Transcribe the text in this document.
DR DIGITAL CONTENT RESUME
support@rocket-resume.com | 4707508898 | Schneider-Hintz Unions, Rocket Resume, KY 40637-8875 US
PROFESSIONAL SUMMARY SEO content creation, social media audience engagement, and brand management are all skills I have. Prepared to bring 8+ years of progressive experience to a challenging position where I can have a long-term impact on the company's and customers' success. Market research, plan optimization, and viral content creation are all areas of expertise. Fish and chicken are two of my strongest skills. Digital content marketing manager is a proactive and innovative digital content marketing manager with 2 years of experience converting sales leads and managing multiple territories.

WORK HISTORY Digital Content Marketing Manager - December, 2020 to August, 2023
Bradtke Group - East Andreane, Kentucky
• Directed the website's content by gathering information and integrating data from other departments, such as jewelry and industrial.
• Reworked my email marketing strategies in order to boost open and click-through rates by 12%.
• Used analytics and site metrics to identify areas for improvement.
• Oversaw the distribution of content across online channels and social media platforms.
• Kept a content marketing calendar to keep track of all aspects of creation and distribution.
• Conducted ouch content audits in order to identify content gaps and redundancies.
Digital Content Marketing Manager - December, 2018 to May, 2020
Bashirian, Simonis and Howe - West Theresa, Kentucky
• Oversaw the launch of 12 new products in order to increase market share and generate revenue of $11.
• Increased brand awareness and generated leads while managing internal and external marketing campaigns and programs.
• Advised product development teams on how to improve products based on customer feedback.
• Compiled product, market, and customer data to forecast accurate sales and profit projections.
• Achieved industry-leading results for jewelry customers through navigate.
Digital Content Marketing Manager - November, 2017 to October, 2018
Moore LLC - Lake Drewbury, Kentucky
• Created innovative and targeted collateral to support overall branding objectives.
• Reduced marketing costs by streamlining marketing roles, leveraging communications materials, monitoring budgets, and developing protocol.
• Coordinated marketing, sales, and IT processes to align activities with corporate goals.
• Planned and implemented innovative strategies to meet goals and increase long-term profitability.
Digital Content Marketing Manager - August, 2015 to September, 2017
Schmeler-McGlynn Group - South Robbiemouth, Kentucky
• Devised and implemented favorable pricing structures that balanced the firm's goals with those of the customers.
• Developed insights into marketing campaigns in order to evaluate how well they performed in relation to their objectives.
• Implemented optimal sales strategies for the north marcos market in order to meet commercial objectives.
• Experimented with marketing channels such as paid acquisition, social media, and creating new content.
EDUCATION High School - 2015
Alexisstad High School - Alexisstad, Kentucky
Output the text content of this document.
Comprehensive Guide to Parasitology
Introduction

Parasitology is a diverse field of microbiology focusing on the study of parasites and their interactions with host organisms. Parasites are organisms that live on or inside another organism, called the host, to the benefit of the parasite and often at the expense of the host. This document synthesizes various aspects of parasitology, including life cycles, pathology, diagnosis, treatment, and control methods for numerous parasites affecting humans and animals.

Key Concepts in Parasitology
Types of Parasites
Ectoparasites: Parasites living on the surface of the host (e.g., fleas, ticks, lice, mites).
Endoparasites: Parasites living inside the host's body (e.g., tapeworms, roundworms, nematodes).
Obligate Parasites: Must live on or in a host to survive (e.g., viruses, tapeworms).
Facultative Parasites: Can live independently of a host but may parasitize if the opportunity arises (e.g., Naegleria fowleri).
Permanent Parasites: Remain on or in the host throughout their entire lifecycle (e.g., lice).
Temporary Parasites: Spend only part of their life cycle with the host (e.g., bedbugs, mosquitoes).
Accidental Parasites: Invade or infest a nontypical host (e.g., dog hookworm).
========================
# TASK
Every line above holding the string "channels" should be listed.

# EXERCISE OUTPUT
• Oversaw the distribution of content across online channels and social media platforms.
• Experimented with marketing channels such as paid acquisition, social media, and creating new content.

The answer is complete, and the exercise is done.